Dataset excerpts »
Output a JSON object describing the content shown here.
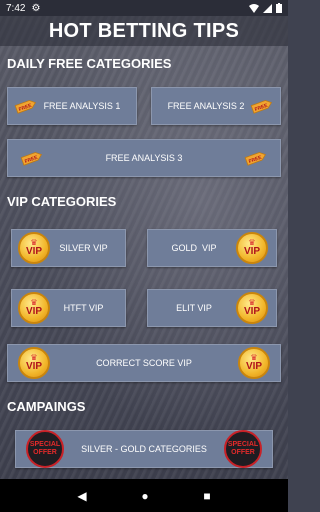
{
  "status": {
    "time": "7:42"
  },
  "app": {
    "title": "HOT BETTING TIPS"
  },
  "daily": {
    "title": "DAILY FREE CATEGORIES",
    "items": [
      {
        "label": "FREE ANALYSIS 1"
      },
      {
        "label": "FREE ANALYSIS 2"
      },
      {
        "label": "FREE ANALYSIS 3"
      }
    ]
  },
  "vip": {
    "title": "VIP CATEGORIES",
    "items": [
      {
        "label": "SILVER VIP"
      },
      {
        "label": "GOLD  VIP"
      },
      {
        "label": "HTFT VIP"
      },
      {
        "label": "ELIT VIP"
      },
      {
        "label": "CORRECT SCORE VIP"
      }
    ],
    "badge_text": "VIP"
  },
  "campaigns": {
    "title": "CAMPAINGS",
    "items": [
      {
        "label": "SILVER - GOLD CATEGORIES"
      }
    ],
    "offer_line1": "SPECIAL",
    "offer_line2": "OFFER"
  },
  "free_tag_text": "FREE",
  "colors": {
    "card": "#6f7d99",
    "tag": "#f0a531",
    "medal": "#f2b62a",
    "offer_ring": "#c82127"
  }
}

Challenge »
Find every line above that contains the word "title", and return each one.

Response below »
    "title": "HOT BETTING TIPS"
    "title": "DAILY FREE CATEGORIES",
    "title": "VIP CATEGORIES",
    "title": "CAMPAINGS",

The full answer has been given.